- **Challenge**
Copy out the data exactly, leaving the pictures behind.

- **The input**

---

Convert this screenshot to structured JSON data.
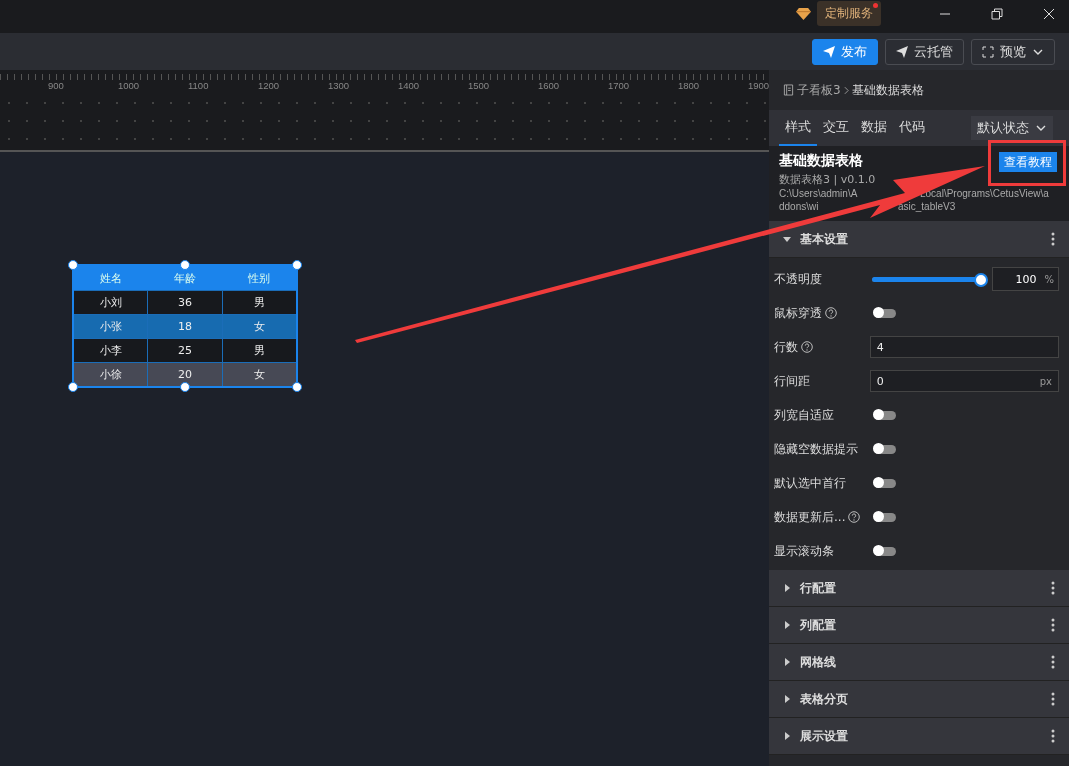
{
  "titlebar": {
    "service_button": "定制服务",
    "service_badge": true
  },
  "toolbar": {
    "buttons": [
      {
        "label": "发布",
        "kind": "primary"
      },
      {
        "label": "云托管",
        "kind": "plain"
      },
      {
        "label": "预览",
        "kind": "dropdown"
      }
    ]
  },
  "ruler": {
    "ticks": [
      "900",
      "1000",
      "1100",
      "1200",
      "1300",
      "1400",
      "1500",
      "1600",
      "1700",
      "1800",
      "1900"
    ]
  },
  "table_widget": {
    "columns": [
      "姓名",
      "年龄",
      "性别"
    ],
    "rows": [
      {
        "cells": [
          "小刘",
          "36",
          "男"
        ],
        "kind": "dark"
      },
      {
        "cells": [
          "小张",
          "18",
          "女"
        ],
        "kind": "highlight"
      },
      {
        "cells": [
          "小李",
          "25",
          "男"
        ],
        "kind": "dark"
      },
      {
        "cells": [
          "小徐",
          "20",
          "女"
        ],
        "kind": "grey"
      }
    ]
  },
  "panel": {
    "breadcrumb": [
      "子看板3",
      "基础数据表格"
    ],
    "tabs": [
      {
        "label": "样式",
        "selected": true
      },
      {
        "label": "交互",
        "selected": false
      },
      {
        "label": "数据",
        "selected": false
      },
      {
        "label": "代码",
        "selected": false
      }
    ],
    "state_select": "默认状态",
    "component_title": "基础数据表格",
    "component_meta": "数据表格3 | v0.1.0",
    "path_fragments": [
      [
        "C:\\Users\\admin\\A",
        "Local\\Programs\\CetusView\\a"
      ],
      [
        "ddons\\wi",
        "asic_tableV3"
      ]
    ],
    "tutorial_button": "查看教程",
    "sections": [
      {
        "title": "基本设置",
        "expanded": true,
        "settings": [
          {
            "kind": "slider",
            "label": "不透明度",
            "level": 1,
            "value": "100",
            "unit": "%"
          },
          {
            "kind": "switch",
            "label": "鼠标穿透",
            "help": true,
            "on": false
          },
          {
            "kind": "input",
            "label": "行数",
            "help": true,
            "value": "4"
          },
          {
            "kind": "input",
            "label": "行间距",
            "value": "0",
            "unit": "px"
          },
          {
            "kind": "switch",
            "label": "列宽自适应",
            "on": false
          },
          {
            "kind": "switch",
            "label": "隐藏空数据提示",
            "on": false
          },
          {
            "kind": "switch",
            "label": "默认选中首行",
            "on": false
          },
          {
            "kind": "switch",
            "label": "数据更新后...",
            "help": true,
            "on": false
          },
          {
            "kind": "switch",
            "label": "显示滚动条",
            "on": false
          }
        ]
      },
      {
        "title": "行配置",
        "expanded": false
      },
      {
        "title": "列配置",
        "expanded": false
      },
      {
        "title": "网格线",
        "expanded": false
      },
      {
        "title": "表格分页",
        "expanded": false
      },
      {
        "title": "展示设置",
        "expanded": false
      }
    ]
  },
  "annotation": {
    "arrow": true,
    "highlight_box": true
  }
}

---

- **Exercise result**
Convert this screenshot to structured JSON data.
{
  "titlebar": {
    "service_button": "定制服务",
    "service_badge": true
  },
  "toolbar": {
    "buttons": [
      {
        "label": "发布",
        "kind": "primary"
      },
      {
        "label": "云托管",
        "kind": "plain"
      },
      {
        "label": "预览",
        "kind": "dropdown"
      }
    ]
  },
  "ruler": {
    "ticks": [
      "900",
      "1000",
      "1100",
      "1200",
      "1300",
      "1400",
      "1500",
      "1600",
      "1700",
      "1800",
      "1900"
    ]
  },
  "table_widget": {
    "columns": [
      "姓名",
      "年龄",
      "性别"
    ],
    "rows": [
      {
        "cells": [
          "小刘",
          "36",
          "男"
        ],
        "kind": "dark"
      },
      {
        "cells": [
          "小张",
          "18",
          "女"
        ],
        "kind": "highlight"
      },
      {
        "cells": [
          "小李",
          "25",
          "男"
        ],
        "kind": "dark"
      },
      {
        "cells": [
          "小徐",
          "20",
          "女"
        ],
        "kind": "grey"
      }
    ]
  },
  "panel": {
    "breadcrumb": [
      "子看板3",
      "基础数据表格"
    ],
    "tabs": [
      {
        "label": "样式",
        "selected": true
      },
      {
        "label": "交互",
        "selected": false
      },
      {
        "label": "数据",
        "selected": false
      },
      {
        "label": "代码",
        "selected": false
      }
    ],
    "state_select": "默认状态",
    "component_title": "基础数据表格",
    "component_meta": "数据表格3 | v0.1.0",
    "path_fragments": [
      [
        "C:\\Users\\admin\\A",
        "Local\\Programs\\CetusView\\a"
      ],
      [
        "ddons\\wi",
        "asic_tableV3"
      ]
    ],
    "tutorial_button": "查看教程",
    "sections": [
      {
        "title": "基本设置",
        "expanded": true,
        "settings": [
          {
            "kind": "slider",
            "label": "不透明度",
            "level": 1,
            "value": "100",
            "unit": "%"
          },
          {
            "kind": "switch",
            "label": "鼠标穿透",
            "help": true,
            "on": false
          },
          {
            "kind": "input",
            "label": "行数",
            "help": true,
            "value": "4"
          },
          {
            "kind": "input",
            "label": "行间距",
            "value": "0",
            "unit": "px"
          },
          {
            "kind": "switch",
            "label": "列宽自适应",
            "on": false
          },
          {
            "kind": "switch",
            "label": "隐藏空数据提示",
            "on": false
          },
          {
            "kind": "switch",
            "label": "默认选中首行",
            "on": false
          },
          {
            "kind": "switch",
            "label": "数据更新后...",
            "help": true,
            "on": false
          },
          {
            "kind": "switch",
            "label": "显示滚动条",
            "on": false
          }
        ]
      },
      {
        "title": "行配置",
        "expanded": false
      },
      {
        "title": "列配置",
        "expanded": false
      },
      {
        "title": "网格线",
        "expanded": false
      },
      {
        "title": "表格分页",
        "expanded": false
      },
      {
        "title": "展示设置",
        "expanded": false
      }
    ]
  },
  "annotation": {
    "arrow": true,
    "highlight_box": true
  }
}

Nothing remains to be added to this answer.